If Microsoft or FreeBSD cannot copy or move a file without failure, then, Android will do it ! (joke)

Fortunately or unfortunately,... Nasa will not allow manned flights, powered by Microsoft Windows.


----------



## PMc (May 21, 2019)

Spartrekus said:


> Fortunately or unfortunately,... Nasa will not allow manned flights, powered by Microsoft Windows.



What joke? Elon Musk will resettle to Mars in 2025, St.Peter's will be declared mosque in 2027, and I wanna be on the way to Jupiter by then.


----------



## SirDice (May 21, 2019)

Spartrekus said:


> Command hangs, the team don't land on the moon...


You _explicitly_ configured an alias that added the _-i_ option. If you set that option you should _expect_ that question. If you don't want to get that question then don't set the option in the first place.

This is not a _limitation_ or a _failure_. This is _expected_ behavior. Your reasoning as to why things should be overwritten, or deleted, or whatever, is fine. But your examples simply don't show why this is a problem. Or why the option should be removed.


----------



## Spartrekus (May 21, 2019)

PMc said:


> What joke? Elon Musk will resettle to Mars in 2025, St.Peter's will be declared mosque in 2027, and I wanna be on the way to Jupiter by then.



With a _ mv  _failure, you won't get your flight back to earth in any case:...



> 00:59:19,250 --> 00:59:22,187
> We've gotta transfer all control
> data over the LEM computer...

TASK TO COMPLETE >>
In the forum thread, which option does SirDice say the explicitly configured alias added? Rely only on the forum thread when answering.

EXTRACTED RECORDS >>
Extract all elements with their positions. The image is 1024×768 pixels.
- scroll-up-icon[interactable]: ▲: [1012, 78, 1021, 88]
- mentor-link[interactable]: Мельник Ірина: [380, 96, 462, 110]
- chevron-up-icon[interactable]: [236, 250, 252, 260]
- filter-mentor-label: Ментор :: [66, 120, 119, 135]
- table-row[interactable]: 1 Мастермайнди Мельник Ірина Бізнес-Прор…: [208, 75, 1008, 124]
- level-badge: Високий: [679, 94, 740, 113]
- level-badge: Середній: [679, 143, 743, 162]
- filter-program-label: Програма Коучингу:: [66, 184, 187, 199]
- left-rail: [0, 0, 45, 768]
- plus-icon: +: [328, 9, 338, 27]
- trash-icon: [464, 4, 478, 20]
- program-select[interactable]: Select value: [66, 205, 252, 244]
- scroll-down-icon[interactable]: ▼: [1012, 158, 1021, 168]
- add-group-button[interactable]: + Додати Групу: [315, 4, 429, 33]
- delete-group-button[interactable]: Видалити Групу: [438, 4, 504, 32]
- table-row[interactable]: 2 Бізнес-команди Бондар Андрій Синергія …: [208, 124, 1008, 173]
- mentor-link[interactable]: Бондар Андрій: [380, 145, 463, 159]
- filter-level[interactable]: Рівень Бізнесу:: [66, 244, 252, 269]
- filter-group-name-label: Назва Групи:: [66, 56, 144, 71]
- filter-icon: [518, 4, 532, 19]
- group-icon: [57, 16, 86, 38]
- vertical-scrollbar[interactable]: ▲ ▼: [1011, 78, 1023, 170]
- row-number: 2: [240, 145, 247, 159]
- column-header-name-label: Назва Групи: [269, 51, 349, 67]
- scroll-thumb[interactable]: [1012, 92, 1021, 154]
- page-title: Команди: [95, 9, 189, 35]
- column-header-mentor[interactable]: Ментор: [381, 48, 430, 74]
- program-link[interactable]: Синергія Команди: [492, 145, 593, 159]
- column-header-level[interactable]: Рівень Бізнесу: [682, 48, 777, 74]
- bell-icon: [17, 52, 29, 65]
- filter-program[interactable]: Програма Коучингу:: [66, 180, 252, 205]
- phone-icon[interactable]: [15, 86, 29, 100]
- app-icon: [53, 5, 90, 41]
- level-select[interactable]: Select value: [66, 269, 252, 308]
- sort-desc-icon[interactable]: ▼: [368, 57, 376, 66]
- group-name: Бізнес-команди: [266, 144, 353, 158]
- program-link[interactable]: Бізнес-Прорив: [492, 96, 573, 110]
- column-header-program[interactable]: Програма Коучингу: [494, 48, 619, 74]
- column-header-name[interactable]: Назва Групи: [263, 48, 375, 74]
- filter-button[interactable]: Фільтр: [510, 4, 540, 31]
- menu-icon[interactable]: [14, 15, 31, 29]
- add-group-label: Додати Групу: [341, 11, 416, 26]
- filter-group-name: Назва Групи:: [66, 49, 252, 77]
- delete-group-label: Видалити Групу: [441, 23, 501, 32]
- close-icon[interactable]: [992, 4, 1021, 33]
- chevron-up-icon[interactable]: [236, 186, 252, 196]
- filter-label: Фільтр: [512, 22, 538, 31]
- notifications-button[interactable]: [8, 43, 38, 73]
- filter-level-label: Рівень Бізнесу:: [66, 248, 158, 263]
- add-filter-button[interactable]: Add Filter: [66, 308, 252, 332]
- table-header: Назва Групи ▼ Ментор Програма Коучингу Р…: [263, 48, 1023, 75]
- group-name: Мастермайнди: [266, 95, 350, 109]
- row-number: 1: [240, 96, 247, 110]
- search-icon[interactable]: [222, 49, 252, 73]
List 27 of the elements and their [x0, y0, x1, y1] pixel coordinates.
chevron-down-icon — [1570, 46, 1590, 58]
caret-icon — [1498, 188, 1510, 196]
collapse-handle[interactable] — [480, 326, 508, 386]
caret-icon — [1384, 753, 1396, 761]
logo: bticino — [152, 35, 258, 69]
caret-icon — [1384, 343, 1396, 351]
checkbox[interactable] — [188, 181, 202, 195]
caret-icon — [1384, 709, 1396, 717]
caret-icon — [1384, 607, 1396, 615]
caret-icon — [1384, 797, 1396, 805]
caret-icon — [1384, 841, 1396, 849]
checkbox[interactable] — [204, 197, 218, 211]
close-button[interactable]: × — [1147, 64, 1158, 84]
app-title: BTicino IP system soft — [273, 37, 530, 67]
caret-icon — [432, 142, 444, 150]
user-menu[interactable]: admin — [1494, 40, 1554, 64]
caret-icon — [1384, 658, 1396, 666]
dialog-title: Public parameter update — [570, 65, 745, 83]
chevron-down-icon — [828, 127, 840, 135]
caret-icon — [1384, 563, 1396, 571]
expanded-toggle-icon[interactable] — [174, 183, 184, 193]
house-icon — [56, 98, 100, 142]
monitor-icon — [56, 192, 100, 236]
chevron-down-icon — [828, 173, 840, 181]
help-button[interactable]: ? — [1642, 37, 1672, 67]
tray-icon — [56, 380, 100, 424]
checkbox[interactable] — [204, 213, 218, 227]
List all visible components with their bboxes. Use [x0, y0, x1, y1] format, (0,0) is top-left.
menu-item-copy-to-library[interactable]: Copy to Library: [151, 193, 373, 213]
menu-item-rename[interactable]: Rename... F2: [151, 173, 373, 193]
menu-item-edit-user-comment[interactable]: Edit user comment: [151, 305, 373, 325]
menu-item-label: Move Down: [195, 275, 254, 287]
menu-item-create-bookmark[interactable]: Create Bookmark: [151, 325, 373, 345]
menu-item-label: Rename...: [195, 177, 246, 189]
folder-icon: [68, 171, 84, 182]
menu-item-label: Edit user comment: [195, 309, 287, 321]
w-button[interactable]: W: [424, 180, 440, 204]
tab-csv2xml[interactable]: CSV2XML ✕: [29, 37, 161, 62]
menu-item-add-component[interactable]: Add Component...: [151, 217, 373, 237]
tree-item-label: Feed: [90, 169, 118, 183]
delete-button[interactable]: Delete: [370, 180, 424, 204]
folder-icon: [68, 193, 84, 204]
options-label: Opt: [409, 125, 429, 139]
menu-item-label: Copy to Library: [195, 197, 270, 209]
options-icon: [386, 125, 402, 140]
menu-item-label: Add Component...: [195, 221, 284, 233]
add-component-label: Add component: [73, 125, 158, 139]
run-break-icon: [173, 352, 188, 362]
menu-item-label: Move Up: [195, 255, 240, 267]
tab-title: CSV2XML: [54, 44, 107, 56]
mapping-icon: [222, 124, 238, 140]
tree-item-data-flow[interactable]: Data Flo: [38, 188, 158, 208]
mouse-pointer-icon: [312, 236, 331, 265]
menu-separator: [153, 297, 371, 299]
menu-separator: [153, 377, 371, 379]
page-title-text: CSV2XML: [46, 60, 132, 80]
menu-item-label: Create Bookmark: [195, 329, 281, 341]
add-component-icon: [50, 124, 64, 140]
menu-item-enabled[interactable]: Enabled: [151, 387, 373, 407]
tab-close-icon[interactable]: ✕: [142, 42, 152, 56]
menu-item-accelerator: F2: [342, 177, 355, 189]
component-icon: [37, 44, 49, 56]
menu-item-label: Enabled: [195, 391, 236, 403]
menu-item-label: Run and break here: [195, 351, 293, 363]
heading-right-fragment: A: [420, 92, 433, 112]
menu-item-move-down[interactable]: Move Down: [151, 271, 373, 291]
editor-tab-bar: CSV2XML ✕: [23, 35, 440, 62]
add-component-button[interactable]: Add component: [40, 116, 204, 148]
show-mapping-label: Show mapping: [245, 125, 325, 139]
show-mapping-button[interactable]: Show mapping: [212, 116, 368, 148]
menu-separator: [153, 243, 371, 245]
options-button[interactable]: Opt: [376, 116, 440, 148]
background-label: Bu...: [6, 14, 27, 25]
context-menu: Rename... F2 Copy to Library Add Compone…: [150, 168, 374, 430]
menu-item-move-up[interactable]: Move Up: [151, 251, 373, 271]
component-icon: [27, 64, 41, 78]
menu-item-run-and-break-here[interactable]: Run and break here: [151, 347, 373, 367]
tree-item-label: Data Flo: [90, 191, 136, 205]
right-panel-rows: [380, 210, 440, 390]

EXERCISE RESULT >>
The -i option.